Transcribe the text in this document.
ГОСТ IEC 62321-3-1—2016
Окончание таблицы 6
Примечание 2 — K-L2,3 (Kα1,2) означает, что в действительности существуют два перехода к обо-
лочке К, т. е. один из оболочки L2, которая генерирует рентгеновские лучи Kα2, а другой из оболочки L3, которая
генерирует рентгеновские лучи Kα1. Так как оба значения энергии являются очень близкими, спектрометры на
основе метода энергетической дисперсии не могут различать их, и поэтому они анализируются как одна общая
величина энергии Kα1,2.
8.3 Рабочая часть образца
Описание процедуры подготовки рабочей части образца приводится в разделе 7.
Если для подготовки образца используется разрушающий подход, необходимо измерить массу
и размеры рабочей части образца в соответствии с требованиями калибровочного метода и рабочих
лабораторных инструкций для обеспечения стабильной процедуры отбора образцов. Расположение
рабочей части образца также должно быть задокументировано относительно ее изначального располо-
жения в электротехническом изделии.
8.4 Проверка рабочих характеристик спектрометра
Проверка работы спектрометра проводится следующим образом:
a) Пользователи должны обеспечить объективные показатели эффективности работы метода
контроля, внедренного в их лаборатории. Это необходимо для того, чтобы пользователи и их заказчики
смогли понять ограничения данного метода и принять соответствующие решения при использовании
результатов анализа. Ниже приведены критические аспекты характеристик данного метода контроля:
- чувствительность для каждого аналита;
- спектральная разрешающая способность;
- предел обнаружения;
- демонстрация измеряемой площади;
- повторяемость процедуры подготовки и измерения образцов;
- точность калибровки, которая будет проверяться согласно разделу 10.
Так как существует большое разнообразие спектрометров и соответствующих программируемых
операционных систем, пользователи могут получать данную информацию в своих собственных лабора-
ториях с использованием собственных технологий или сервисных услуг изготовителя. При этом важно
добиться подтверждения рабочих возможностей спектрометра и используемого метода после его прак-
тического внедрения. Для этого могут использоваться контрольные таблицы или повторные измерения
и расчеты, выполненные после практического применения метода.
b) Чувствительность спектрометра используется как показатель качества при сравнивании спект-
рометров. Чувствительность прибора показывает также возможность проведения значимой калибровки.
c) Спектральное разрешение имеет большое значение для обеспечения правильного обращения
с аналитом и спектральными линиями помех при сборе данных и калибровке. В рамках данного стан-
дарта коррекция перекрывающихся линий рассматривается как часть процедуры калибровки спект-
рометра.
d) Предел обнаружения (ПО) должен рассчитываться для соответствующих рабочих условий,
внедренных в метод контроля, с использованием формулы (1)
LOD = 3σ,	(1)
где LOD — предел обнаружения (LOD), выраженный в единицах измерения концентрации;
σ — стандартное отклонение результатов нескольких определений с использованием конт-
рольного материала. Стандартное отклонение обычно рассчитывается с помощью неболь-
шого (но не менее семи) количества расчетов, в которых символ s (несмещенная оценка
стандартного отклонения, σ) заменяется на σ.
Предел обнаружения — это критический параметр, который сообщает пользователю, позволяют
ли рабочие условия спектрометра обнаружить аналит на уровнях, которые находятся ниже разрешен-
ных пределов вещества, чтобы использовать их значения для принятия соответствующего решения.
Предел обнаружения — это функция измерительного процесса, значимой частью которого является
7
* * * * * * * * *
--- The request ---
Please restate the records in full, word for word.

--- Solved problem ---
Transcribe the text in this document.
ГОСТ IEC 62321-3-1—2016
Окончание таблицы 6
Примечание 2 — K-L2,3 (Kα1,2) означает, что в действительности существуют два перехода к обо-
лочке К, т. е. один из оболочки L2, которая генерирует рентгеновские лучи Kα2, а другой из оболочки L3, которая
генерирует рентгеновские лучи Kα1. Так как оба значения энергии являются очень близкими, спектрометры на
основе метода энергетической дисперсии не могут различать их, и поэтому они анализируются как одна общая
величина энергии Kα1,2.
8.3 Рабочая часть образца
Описание процедуры подготовки рабочей части образца приводится в разделе 7.
Если для подготовки образца используется разрушающий подход, необходимо измерить массу
и размеры рабочей части образца в соответствии с требованиями калибровочного метода и рабочих
лабораторных инструкций для обеспечения стабильной процедуры отбора образцов. Расположение
рабочей части образца также должно быть задокументировано относительно ее изначального располо-
жения в электротехническом изделии.
8.4 Проверка рабочих характеристик спектрометра
Проверка работы спектрометра проводится следующим образом:
a) Пользователи должны обеспечить объективные показатели эффективности работы метода
контроля, внедренного в их лаборатории. Это необходимо для того, чтобы пользователи и их заказчики
смогли понять ограничения данного метода и принять соответствующие решения при использовании
результатов анализа. Ниже приведены критические аспекты характеристик данного метода контроля:
- чувствительность для каждого аналита;
- спектральная разрешающая способность;
- предел обнаружения;
- демонстрация измеряемой площади;
- повторяемость процедуры подготовки и измерения образцов;
- точность калибровки, которая будет проверяться согласно разделу 10.
Так как существует большое разнообразие спектрометров и соответствующих программируемых
операционных систем, пользователи могут получать данную информацию в своих собственных лабора-
ториях с использованием собственных технологий или сервисных услуг изготовителя. При этом важно
добиться подтверждения рабочих возможностей спектрометра и используемого метода после его прак-
тического внедрения. Для этого могут использоваться контрольные таблицы или повторные измерения
и расчеты, выполненные после практического применения метода.
b) Чувствительность спектрометра используется как показатель качества при сравнивании спект-
рометров. Чувствительность прибора показывает также возможность проведения значимой калибровки.
c) Спектральное разрешение имеет большое значение для обеспечения правильного обращения
с аналитом и спектральными линиями помех при сборе данных и калибровке. В рамках данного стан-
дарта коррекция перекрывающихся линий рассматривается как часть процедуры калибровки спект-
рометра.
d) Предел обнаружения (ПО) должен рассчитываться для соответствующих рабочих условий,
внедренных в метод контроля, с использованием формулы (1)
LOD = 3σ,	(1)
где LOD — предел обнаружения (LOD), выраженный в единицах измерения концентрации;
σ — стандартное отклонение результатов нескольких определений с использованием конт-
рольного материала. Стандартное отклонение обычно рассчитывается с помощью неболь-
шого (но не менее семи) количества расчетов, в которых символ s (несмещенная оценка
стандартного отклонения, σ) заменяется на σ.
Предел обнаружения — это критический параметр, который сообщает пользователю, позволяют
ли рабочие условия спектрометра обнаружить аналит на уровнях, которые находятся ниже разрешен-
ных пределов вещества, чтобы использовать их значения для принятия соответствующего решения.
Предел обнаружения — это функция измерительного процесса, значимой частью которого является
7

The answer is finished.